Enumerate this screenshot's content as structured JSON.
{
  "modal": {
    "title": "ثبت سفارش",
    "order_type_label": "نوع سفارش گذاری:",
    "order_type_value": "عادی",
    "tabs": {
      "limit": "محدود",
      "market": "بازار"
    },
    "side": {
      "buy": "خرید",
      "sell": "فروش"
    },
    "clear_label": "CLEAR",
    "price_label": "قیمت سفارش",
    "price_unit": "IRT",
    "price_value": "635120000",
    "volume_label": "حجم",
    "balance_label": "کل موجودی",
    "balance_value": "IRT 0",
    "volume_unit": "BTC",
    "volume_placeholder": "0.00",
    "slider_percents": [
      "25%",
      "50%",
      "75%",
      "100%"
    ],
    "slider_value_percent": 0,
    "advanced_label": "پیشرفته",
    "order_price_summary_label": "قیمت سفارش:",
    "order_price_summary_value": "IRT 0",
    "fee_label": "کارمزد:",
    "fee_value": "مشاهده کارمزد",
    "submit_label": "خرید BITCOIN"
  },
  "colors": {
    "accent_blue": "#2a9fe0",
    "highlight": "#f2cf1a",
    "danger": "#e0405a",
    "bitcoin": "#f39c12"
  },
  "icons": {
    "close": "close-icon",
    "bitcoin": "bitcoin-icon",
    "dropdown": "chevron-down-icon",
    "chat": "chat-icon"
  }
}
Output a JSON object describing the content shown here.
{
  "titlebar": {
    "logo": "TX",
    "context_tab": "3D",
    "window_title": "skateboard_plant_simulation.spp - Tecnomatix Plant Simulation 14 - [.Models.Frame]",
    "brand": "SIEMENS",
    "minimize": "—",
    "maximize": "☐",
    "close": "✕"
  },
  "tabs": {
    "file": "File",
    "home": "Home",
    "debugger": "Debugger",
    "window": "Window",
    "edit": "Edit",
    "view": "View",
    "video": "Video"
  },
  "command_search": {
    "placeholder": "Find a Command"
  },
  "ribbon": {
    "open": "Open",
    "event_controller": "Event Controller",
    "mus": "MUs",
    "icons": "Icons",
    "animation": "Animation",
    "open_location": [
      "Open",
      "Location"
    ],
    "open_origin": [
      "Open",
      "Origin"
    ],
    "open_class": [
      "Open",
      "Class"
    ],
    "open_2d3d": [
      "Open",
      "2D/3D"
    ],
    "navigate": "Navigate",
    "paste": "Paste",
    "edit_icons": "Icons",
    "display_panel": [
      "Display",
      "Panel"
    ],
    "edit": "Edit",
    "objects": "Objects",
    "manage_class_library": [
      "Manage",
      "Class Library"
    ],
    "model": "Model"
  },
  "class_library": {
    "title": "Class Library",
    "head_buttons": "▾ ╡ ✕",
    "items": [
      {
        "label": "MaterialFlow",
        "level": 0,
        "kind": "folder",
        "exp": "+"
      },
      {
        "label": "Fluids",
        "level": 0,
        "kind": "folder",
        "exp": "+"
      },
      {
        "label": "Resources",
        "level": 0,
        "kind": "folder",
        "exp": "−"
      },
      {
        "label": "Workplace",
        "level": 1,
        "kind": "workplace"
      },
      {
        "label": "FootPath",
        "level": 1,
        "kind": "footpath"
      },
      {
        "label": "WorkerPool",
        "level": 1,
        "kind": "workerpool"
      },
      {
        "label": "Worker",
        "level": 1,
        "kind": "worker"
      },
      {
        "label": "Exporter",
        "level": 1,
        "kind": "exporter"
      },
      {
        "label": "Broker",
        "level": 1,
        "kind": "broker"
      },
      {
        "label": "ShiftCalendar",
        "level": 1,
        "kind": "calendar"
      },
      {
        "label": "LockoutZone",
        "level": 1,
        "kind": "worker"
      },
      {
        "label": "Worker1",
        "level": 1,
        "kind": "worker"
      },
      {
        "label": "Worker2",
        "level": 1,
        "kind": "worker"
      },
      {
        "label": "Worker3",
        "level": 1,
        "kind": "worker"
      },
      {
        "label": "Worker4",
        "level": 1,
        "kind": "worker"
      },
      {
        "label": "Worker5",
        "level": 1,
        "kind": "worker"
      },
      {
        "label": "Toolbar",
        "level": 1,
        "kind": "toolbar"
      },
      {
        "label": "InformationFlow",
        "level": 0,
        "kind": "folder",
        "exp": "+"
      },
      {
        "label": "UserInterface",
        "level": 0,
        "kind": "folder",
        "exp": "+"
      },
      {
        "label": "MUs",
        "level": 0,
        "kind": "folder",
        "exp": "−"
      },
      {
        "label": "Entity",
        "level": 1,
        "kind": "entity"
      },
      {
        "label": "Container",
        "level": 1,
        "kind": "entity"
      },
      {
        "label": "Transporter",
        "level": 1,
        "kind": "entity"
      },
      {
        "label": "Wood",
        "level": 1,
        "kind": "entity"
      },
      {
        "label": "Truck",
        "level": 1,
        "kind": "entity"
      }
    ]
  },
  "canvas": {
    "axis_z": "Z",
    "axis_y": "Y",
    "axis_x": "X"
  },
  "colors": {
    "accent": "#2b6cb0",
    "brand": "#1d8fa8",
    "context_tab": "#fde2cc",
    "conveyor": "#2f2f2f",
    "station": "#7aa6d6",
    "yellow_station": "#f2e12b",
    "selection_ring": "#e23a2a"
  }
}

# # # # # # #

| Objective |
Retype the entries one by one, exactly.

| Response to the exercise |
Enumerate this screenshot's content as structured JSON.
{
  "modal": {
    "title": "ثبت سفارش",
    "order_type_label": "نوع سفارش گذاری:",
    "order_type_value": "عادی",
    "tabs": {
      "limit": "محدود",
      "market": "بازار"
    },
    "side": {
      "buy": "خرید",
      "sell": "فروش"
    },
    "clear_label": "CLEAR",
    "price_label": "قیمت سفارش",
    "price_unit": "IRT",
    "price_value": "635120000",
    "volume_label": "حجم",
    "balance_label": "کل موجودی",
    "balance_value": "IRT 0",
    "volume_unit": "BTC",
    "volume_placeholder": "0.00",
    "slider_percents": [
      "25%",
      "50%",
      "75%",
      "100%"
    ],
    "slider_value_percent": 0,
    "advanced_label": "پیشرفته",
    "order_price_summary_label": "قیمت سفارش:",
    "order_price_summary_value": "IRT 0",
    "fee_label": "کارمزد:",
    "fee_value": "مشاهده کارمزد",
    "submit_label": "خرید BITCOIN"
  },
  "colors": {
    "accent_blue": "#2a9fe0",
    "highlight": "#f2cf1a",
    "danger": "#e0405a",
    "bitcoin": "#f39c12"
  },
  "icons": {
    "close": "close-icon",
    "bitcoin": "bitcoin-icon",
    "dropdown": "chevron-down-icon",
    "chat": "chat-icon"
  }
}
Output a JSON object describing the content shown here.
{
  "titlebar": {
    "logo": "TX",
    "context_tab": "3D",
    "window_title": "skateboard_plant_simulation.spp - Tecnomatix Plant Simulation 14 - [.Models.Frame]",
    "brand": "SIEMENS",
    "minimize": "—",
    "maximize": "☐",
    "close": "✕"
  },
  "tabs": {
    "file": "File",
    "home": "Home",
    "debugger": "Debugger",
    "window": "Window",
    "edit": "Edit",
    "view": "View",
    "video": "Video"
  },
  "command_search": {
    "placeholder": "Find a Command"
  },
  "ribbon": {
    "open": "Open",
    "event_controller": "Event Controller",
    "mus": "MUs",
    "icons": "Icons",
    "animation": "Animation",
    "open_location": [
      "Open",
      "Location"
    ],
    "open_origin": [
      "Open",
      "Origin"
    ],
    "open_class": [
      "Open",
      "Class"
    ],
    "open_2d3d": [
      "Open",
      "2D/3D"
    ],
    "navigate": "Navigate",
    "paste": "Paste",
    "edit_icons": "Icons",
    "display_panel": [
      "Display",
      "Panel"
    ],
    "edit": "Edit",
    "objects": "Objects",
    "manage_class_library": [
      "Manage",
      "Class Library"
    ],
    "model": "Model"
  },
  "class_library": {
    "title": "Class Library",
    "head_buttons": "▾ ╡ ✕",
    "items": [
      {
        "label": "MaterialFlow",
        "level": 0,
        "kind": "folder",
        "exp": "+"
      },
      {
        "label": "Fluids",
        "level": 0,
        "kind": "folder",
        "exp": "+"
      },
      {
        "label": "Resources",
        "level": 0,
        "kind": "folder",
        "exp": "−"
      },
      {
        "label": "Workplace",
        "level": 1,
        "kind": "workplace"
      },
      {
        "label": "FootPath",
        "level": 1,
        "kind": "footpath"
      },
      {
        "label": "WorkerPool",
        "level": 1,
        "kind": "workerpool"
      },
      {
        "label": "Worker",
        "level": 1,
        "kind": "worker"
      },
      {
        "label": "Exporter",
        "level": 1,
        "kind": "exporter"
      },
      {
        "label": "Broker",
        "level": 1,
        "kind": "broker"
      },
      {
        "label": "ShiftCalendar",
        "level": 1,
        "kind": "calendar"
      },
      {
        "label": "LockoutZone",
        "level": 1,
        "kind": "worker"
      },
      {
        "label": "Worker1",
        "level": 1,
        "kind": "worker"
      },
      {
        "label": "Worker2",
        "level": 1,
        "kind": "worker"
      },
      {
        "label": "Worker3",
        "level": 1,
        "kind": "worker"
      },
      {
        "label": "Worker4",
        "level": 1,
        "kind": "worker"
      },
      {
        "label": "Worker5",
        "level": 1,
        "kind": "worker"
      },
      {
        "label": "Toolbar",
        "level": 1,
        "kind": "toolbar"
      },
      {
        "label": "InformationFlow",
        "level": 0,
        "kind": "folder",
        "exp": "+"
      },
      {
        "label": "UserInterface",
        "level": 0,
        "kind": "folder",
        "exp": "+"
      },
      {
        "label": "MUs",
        "level": 0,
        "kind": "folder",
        "exp": "−"
      },
      {
        "label": "Entity",
        "level": 1,
        "kind": "entity"
      },
      {
        "label": "Container",
        "level": 1,
        "kind": "entity"
      },
      {
        "label": "Transporter",
        "level": 1,
        "kind": "entity"
      },
      {
        "label": "Wood",
        "level": 1,
        "kind": "entity"
      },
      {
        "label": "Truck",
        "level": 1,
        "kind": "entity"
      }
    ]
  },
  "canvas": {
    "axis_z": "Z",
    "axis_y": "Y",
    "axis_x": "X"
  },
  "colors": {
    "accent": "#2b6cb0",
    "brand": "#1d8fa8",
    "context_tab": "#fde2cc",
    "conveyor": "#2f2f2f",
    "station": "#7aa6d6",
    "yellow_station": "#f2e12b",
    "selection_ring": "#e23a2a"
  }
}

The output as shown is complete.